**Exercise description**.
Which lines in the material below contain the string "tick", with case counting? Copy each of those lines in full.

━━━━━━━━━━

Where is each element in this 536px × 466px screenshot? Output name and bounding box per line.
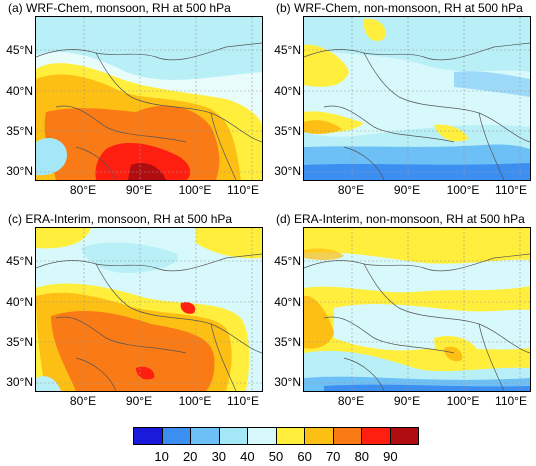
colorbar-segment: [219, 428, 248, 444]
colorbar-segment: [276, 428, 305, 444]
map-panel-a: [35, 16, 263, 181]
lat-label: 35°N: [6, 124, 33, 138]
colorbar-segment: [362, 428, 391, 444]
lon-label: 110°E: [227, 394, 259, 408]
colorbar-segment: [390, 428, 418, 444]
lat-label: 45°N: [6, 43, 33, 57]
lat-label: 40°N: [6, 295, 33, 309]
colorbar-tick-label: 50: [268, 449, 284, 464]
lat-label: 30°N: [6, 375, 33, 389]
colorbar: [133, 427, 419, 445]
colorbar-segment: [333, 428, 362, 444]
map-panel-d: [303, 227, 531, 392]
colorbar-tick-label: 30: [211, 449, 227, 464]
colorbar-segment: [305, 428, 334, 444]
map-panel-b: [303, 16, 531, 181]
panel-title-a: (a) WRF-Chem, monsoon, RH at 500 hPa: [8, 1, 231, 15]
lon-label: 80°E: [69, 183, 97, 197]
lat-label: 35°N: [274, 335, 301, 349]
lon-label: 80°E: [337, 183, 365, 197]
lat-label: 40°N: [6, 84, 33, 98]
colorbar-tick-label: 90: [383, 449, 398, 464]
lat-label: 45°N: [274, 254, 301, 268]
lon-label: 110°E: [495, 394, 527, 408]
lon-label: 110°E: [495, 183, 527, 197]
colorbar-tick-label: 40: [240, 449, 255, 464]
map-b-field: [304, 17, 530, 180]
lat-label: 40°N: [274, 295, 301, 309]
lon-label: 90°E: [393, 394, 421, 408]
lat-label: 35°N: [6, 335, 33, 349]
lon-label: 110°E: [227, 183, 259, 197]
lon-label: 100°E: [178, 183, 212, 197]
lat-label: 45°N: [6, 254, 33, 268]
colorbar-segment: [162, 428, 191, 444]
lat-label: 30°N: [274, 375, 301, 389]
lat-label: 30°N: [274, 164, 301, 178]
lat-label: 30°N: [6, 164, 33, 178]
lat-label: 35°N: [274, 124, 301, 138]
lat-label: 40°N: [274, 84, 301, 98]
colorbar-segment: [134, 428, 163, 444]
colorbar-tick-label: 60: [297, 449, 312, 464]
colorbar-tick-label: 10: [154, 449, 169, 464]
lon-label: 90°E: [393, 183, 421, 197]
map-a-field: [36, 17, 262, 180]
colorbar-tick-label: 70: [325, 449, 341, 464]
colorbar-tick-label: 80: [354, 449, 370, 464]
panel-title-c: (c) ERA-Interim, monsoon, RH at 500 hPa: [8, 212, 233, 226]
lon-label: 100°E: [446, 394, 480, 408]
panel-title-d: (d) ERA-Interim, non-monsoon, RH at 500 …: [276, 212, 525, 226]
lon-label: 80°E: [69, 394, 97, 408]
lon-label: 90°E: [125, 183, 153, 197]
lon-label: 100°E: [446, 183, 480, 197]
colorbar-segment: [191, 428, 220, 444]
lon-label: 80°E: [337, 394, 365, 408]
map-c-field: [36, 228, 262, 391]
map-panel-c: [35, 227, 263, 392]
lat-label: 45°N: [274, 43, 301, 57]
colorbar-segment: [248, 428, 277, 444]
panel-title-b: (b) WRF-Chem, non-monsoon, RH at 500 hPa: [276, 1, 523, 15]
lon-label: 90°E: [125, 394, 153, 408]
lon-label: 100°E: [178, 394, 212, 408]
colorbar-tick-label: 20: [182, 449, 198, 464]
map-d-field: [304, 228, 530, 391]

━━━━━━━━━━

**Written reply**.
colorbar-tick-label: 50: [268, 449, 284, 464]
colorbar-tick-label: 30: [211, 449, 227, 464]
colorbar-tick-label: 90: [383, 449, 398, 464]
colorbar-tick-label: 40: [240, 449, 255, 464]
colorbar-tick-label: 60: [297, 449, 312, 464]
colorbar-tick-label: 10: [154, 449, 169, 464]
colorbar-tick-label: 70: [325, 449, 341, 464]
colorbar-tick-label: 80: [354, 449, 370, 464]
colorbar-tick-label: 20: [182, 449, 198, 464]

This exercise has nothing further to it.